----- RECORDS SHOWN

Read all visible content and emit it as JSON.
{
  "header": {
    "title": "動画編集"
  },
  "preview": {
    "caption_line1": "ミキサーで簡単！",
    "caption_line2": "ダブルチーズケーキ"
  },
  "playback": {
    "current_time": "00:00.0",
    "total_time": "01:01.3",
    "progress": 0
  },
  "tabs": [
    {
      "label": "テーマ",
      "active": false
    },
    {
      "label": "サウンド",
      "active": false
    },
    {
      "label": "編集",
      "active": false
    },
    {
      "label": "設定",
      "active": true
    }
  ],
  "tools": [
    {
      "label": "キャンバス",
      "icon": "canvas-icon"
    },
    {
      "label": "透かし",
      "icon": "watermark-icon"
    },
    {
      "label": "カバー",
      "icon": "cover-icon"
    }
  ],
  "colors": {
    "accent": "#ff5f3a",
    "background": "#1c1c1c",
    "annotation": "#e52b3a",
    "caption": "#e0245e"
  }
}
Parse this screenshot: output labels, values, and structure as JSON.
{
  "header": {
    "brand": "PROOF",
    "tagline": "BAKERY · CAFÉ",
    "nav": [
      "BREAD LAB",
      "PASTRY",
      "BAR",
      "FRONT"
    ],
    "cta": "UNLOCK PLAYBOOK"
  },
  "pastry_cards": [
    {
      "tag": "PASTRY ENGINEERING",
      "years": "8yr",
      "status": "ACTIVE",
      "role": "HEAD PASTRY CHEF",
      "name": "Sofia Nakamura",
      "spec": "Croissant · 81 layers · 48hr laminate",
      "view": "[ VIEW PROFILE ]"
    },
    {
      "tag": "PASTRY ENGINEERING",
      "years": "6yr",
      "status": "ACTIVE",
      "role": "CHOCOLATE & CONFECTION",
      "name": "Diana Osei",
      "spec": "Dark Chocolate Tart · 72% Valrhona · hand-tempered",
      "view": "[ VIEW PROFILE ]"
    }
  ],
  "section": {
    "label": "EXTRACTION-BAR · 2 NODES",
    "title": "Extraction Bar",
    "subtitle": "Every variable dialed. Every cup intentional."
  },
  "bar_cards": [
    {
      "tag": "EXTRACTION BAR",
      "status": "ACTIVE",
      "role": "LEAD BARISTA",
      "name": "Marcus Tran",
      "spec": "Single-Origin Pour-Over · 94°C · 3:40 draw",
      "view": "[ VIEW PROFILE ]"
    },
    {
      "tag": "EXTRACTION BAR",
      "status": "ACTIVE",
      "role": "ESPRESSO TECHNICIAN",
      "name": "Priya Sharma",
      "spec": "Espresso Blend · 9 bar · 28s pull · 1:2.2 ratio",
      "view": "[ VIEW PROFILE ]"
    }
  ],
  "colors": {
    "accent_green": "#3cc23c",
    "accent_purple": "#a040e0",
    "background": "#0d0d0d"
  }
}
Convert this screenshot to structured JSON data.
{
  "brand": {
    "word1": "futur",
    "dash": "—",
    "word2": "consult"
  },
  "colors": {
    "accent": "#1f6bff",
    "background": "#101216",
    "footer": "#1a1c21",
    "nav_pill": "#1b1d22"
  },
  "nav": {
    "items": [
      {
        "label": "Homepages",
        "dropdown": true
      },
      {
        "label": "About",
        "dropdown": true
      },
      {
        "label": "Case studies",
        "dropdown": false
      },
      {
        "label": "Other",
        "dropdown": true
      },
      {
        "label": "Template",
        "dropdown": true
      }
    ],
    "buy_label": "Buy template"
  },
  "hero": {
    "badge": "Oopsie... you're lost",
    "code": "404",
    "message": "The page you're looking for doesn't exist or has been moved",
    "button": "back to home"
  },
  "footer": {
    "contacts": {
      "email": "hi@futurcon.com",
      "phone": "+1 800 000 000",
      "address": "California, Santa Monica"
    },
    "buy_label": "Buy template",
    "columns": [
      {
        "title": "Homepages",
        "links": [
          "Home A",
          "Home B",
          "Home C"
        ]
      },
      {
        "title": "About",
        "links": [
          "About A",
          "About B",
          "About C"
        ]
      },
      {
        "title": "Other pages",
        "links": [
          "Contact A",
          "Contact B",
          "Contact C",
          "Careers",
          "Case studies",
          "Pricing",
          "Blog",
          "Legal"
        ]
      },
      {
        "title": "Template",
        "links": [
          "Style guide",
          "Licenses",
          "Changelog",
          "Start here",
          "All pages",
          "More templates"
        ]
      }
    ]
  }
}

----------

■ INSTRUCTIONS FOR THE TASK ■
In full and verbatim, repeat the records given above.

■ RESULT OF THE EXERCISE ■
Read all visible content and emit it as JSON.
{
  "header": {
    "title": "動画編集"
  },
  "preview": {
    "caption_line1": "ミキサーで簡単！",
    "caption_line2": "ダブルチーズケーキ"
  },
  "playback": {
    "current_time": "00:00.0",
    "total_time": "01:01.3",
    "progress": 0
  },
  "tabs": [
    {
      "label": "テーマ",
      "active": false
    },
    {
      "label": "サウンド",
      "active": false
    },
    {
      "label": "編集",
      "active": false
    },
    {
      "label": "設定",
      "active": true
    }
  ],
  "tools": [
    {
      "label": "キャンバス",
      "icon": "canvas-icon"
    },
    {
      "label": "透かし",
      "icon": "watermark-icon"
    },
    {
      "label": "カバー",
      "icon": "cover-icon"
    }
  ],
  "colors": {
    "accent": "#ff5f3a",
    "background": "#1c1c1c",
    "annotation": "#e52b3a",
    "caption": "#e0245e"
  }
}
Parse this screenshot: output labels, values, and structure as JSON.
{
  "header": {
    "brand": "PROOF",
    "tagline": "BAKERY · CAFÉ",
    "nav": [
      "BREAD LAB",
      "PASTRY",
      "BAR",
      "FRONT"
    ],
    "cta": "UNLOCK PLAYBOOK"
  },
  "pastry_cards": [
    {
      "tag": "PASTRY ENGINEERING",
      "years": "8yr",
      "status": "ACTIVE",
      "role": "HEAD PASTRY CHEF",
      "name": "Sofia Nakamura",
      "spec": "Croissant · 81 layers · 48hr laminate",
      "view": "[ VIEW PROFILE ]"
    },
    {
      "tag": "PASTRY ENGINEERING",
      "years": "6yr",
      "status": "ACTIVE",
      "role": "CHOCOLATE & CONFECTION",
      "name": "Diana Osei",
      "spec": "Dark Chocolate Tart · 72% Valrhona · hand-tempered",
      "view": "[ VIEW PROFILE ]"
    }
  ],
  "section": {
    "label": "EXTRACTION-BAR · 2 NODES",
    "title": "Extraction Bar",
    "subtitle": "Every variable dialed. Every cup intentional."
  },
  "bar_cards": [
    {
      "tag": "EXTRACTION BAR",
      "status": "ACTIVE",
      "role": "LEAD BARISTA",
      "name": "Marcus Tran",
      "spec": "Single-Origin Pour-Over · 94°C · 3:40 draw",
      "view": "[ VIEW PROFILE ]"
    },
    {
      "tag": "EXTRACTION BAR",
      "status": "ACTIVE",
      "role": "ESPRESSO TECHNICIAN",
      "name": "Priya Sharma",
      "spec": "Espresso Blend · 9 bar · 28s pull · 1:2.2 ratio",
      "view": "[ VIEW PROFILE ]"
    }
  ],
  "colors": {
    "accent_green": "#3cc23c",
    "accent_purple": "#a040e0",
    "background": "#0d0d0d"
  }
}
Convert this screenshot to structured JSON data.
{
  "brand": {
    "word1": "futur",
    "dash": "—",
    "word2": "consult"
  },
  "colors": {
    "accent": "#1f6bff",
    "background": "#101216",
    "footer": "#1a1c21",
    "nav_pill": "#1b1d22"
  },
  "nav": {
    "items": [
      {
        "label": "Homepages",
        "dropdown": true
      },
      {
        "label": "About",
        "dropdown": true
      },
      {
        "label": "Case studies",
        "dropdown": false
      },
      {
        "label": "Other",
        "dropdown": true
      },
      {
        "label": "Template",
        "dropdown": true
      }
    ],
    "buy_label": "Buy template"
  },
  "hero": {
    "badge": "Oopsie... you're lost",
    "code": "404",
    "message": "The page you're looking for doesn't exist or has been moved",
    "button": "back to home"
  },
  "footer": {
    "contacts": {
      "email": "hi@futurcon.com",
      "phone": "+1 800 000 000",
      "address": "California, Santa Monica"
    },
    "buy_label": "Buy template",
    "columns": [
      {
        "title": "Homepages",
        "links": [
          "Home A",
          "Home B",
          "Home C"
        ]
      },
      {
        "title": "About",
        "links": [
          "About A",
          "About B",
          "About C"
        ]
      },
      {
        "title": "Other pages",
        "links": [
          "Contact A",
          "Contact B",
          "Contact C",
          "Careers",
          "Case studies",
          "Pricing",
          "Blog",
          "Legal"
        ]
      },
      {
        "title": "Template",
        "links": [
          "Style guide",
          "Licenses",
          "Changelog",
          "Start here",
          "All pages",
          "More templates"
        ]
      }
    ]
  }
}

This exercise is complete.